PROVIDED RECORDS –
▽
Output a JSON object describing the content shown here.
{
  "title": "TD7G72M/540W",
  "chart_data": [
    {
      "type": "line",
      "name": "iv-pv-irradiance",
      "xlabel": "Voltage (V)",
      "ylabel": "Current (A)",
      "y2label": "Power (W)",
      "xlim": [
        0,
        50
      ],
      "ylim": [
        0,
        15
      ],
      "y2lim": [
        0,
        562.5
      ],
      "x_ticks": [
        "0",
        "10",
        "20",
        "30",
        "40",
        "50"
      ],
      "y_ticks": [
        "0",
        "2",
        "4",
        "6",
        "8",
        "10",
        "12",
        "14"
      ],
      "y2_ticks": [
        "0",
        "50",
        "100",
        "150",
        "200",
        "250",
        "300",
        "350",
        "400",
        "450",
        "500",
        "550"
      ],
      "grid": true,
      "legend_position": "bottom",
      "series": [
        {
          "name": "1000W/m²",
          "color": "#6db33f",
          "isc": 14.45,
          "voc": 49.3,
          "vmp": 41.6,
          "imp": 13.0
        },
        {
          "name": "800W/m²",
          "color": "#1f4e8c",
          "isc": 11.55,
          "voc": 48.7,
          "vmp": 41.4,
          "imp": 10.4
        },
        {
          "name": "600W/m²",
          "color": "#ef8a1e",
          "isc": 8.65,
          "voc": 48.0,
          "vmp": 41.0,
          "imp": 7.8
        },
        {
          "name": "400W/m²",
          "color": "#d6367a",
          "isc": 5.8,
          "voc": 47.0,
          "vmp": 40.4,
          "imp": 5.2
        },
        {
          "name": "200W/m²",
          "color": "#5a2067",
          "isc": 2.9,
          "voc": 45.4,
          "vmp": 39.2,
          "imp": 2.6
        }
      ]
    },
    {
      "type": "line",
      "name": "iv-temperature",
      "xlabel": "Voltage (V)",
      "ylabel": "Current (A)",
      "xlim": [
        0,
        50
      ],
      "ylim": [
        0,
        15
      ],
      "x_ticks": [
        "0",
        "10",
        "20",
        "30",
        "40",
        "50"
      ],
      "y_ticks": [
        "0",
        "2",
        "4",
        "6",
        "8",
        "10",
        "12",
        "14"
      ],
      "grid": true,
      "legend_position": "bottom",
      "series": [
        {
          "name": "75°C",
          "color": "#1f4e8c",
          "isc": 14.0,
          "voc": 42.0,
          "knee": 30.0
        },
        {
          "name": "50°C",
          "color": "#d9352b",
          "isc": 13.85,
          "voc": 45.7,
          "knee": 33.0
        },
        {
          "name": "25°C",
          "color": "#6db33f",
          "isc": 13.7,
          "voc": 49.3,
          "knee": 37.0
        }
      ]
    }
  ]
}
△
EXERCISE PROMPT – Write out every entry verbatim.

ANSWER FOR THIS EXERCISE –
Output a JSON object describing the content shown here.
{
  "title": "TD7G72M/540W",
  "chart_data": [
    {
      "type": "line",
      "name": "iv-pv-irradiance",
      "xlabel": "Voltage (V)",
      "ylabel": "Current (A)",
      "y2label": "Power (W)",
      "xlim": [
        0,
        50
      ],
      "ylim": [
        0,
        15
      ],
      "y2lim": [
        0,
        562.5
      ],
      "x_ticks": [
        "0",
        "10",
        "20",
        "30",
        "40",
        "50"
      ],
      "y_ticks": [
        "0",
        "2",
        "4",
        "6",
        "8",
        "10",
        "12",
        "14"
      ],
      "y2_ticks": [
        "0",
        "50",
        "100",
        "150",
        "200",
        "250",
        "300",
        "350",
        "400",
        "450",
        "500",
        "550"
      ],
      "grid": true,
      "legend_position": "bottom",
      "series": [
        {
          "name": "1000W/m²",
          "color": "#6db33f",
          "isc": 14.45,
          "voc": 49.3,
          "vmp": 41.6,
          "imp": 13.0
        },
        {
          "name": "800W/m²",
          "color": "#1f4e8c",
          "isc": 11.55,
          "voc": 48.7,
          "vmp": 41.4,
          "imp": 10.4
        },
        {
          "name": "600W/m²",
          "color": "#ef8a1e",
          "isc": 8.65,
          "voc": 48.0,
          "vmp": 41.0,
          "imp": 7.8
        },
        {
          "name": "400W/m²",
          "color": "#d6367a",
          "isc": 5.8,
          "voc": 47.0,
          "vmp": 40.4,
          "imp": 5.2
        },
        {
          "name": "200W/m²",
          "color": "#5a2067",
          "isc": 2.9,
          "voc": 45.4,
          "vmp": 39.2,
          "imp": 2.6
        }
      ]
    },
    {
      "type": "line",
      "name": "iv-temperature",
      "xlabel": "Voltage (V)",
      "ylabel": "Current (A)",
      "xlim": [
        0,
        50
      ],
      "ylim": [
        0,
        15
      ],
      "x_ticks": [
        "0",
        "10",
        "20",
        "30",
        "40",
        "50"
      ],
      "y_ticks": [
        "0",
        "2",
        "4",
        "6",
        "8",
        "10",
        "12",
        "14"
      ],
      "grid": true,
      "legend_position": "bottom",
      "series": [
        {
          "name": "75°C",
          "color": "#1f4e8c",
          "isc": 14.0,
          "voc": 42.0,
          "knee": 30.0
        },
        {
          "name": "50°C",
          "color": "#d9352b",
          "isc": 13.85,
          "voc": 45.7,
          "knee": 33.0
        },
        {
          "name": "25°C",
          "color": "#6db33f",
          "isc": 13.7,
          "voc": 49.3,
          "knee": 37.0
        }
      ]
    }
  ]
}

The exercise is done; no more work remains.